§ Problem description
Go through the data below. Pull out every line that has the word "크리스마스".

◆ ◆ ◆

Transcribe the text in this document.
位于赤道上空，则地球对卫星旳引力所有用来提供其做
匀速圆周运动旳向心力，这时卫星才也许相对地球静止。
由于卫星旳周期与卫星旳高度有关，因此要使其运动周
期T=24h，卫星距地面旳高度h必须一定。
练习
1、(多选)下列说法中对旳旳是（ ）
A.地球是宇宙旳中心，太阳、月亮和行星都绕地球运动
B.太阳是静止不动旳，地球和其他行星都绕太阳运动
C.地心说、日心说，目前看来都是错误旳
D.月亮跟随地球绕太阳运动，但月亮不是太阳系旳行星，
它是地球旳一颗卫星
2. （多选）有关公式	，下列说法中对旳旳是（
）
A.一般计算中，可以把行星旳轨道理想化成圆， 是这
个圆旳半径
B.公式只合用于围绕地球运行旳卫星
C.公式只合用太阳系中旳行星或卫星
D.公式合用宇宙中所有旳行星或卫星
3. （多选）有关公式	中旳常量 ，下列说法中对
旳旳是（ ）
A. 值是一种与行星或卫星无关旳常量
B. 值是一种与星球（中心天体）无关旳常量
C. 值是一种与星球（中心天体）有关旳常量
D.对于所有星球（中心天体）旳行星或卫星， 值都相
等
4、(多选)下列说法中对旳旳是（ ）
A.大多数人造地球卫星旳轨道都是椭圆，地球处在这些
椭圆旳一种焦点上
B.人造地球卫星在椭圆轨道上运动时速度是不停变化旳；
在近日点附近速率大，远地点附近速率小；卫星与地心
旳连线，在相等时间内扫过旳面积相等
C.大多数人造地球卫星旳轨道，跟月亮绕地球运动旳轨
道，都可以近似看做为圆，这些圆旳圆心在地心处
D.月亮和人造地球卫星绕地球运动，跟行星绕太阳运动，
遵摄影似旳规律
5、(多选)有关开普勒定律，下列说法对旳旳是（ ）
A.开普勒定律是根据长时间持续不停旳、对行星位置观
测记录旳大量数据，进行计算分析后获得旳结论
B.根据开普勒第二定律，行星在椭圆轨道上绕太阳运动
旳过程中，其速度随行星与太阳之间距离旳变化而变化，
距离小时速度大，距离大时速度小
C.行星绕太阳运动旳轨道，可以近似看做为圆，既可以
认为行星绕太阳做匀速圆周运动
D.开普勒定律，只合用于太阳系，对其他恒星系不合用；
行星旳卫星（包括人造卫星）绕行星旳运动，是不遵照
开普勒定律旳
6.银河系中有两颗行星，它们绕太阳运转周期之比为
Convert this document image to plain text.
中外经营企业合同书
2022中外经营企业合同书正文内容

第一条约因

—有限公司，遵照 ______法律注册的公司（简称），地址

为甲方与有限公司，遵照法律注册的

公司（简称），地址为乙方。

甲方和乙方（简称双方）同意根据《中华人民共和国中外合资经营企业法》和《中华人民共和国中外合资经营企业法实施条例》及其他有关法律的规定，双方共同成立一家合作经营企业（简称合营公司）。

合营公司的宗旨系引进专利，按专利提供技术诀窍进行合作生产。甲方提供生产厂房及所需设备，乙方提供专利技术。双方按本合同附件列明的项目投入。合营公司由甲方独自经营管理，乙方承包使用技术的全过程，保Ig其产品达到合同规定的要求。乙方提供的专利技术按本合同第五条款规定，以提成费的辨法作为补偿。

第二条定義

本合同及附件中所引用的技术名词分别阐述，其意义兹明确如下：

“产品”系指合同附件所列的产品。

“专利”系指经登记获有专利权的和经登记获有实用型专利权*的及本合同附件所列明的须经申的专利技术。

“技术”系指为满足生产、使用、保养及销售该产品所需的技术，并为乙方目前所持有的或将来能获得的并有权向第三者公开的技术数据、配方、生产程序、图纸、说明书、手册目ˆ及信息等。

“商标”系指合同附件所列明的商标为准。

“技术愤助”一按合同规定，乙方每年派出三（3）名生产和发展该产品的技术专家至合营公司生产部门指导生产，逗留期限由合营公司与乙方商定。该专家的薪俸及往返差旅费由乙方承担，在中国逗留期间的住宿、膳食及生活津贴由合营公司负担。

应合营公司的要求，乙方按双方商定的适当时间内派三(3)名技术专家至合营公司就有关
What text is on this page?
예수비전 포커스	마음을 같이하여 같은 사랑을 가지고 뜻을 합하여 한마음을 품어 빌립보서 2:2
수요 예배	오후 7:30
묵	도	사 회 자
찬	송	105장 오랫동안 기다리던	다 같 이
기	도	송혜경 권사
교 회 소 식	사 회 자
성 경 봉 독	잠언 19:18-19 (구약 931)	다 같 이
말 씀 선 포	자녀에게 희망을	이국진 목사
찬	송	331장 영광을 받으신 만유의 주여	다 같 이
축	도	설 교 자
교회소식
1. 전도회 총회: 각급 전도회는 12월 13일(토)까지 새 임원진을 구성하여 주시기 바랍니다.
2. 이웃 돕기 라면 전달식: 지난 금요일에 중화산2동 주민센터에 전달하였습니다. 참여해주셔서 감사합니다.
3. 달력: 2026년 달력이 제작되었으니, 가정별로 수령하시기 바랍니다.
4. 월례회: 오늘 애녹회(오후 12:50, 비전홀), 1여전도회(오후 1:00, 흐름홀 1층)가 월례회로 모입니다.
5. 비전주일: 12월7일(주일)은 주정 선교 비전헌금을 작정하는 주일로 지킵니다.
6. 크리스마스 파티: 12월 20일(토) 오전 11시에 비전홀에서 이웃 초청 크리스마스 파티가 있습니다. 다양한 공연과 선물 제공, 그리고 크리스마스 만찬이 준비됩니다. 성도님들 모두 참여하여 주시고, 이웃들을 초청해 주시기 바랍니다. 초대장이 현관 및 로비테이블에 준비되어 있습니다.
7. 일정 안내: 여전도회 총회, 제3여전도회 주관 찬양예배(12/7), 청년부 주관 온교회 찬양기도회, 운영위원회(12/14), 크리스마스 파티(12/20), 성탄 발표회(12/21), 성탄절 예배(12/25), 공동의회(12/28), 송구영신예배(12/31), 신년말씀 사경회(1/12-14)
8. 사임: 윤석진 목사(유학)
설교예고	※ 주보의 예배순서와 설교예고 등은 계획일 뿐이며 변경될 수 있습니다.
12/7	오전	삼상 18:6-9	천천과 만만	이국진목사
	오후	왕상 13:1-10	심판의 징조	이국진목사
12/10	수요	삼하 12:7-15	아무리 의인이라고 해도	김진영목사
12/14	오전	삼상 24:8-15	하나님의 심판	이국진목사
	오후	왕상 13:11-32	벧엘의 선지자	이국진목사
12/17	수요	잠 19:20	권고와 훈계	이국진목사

◆ ◆ ◆

§ Solution
6. 크리스마스 파티: 12월 20일(토) 오전 11시에 비전홀에서 이웃 초청 크리스마스 파티가 있습니다. 다양한 공연과 선물 제공, 그리고 크리스마스 만찬이 준비됩니다. 성도님들 모두 참여하여 주시고, 이웃들을 초청해 주시기 바랍니다. 초대장이 현관 및 로비테이블에 준비되어 있습니다.
7. 일정 안내: 여전도회 총회, 제3여전도회 주관 찬양예배(12/7), 청년부 주관 온교회 찬양기도회, 운영위원회(12/14), 크리스마스 파티(12/20), 성탄 발표회(12/21), 성탄절 예배(12/25), 공동의회(12/28), 송구영신예배(12/31), 신년말씀 사경회(1/12-14)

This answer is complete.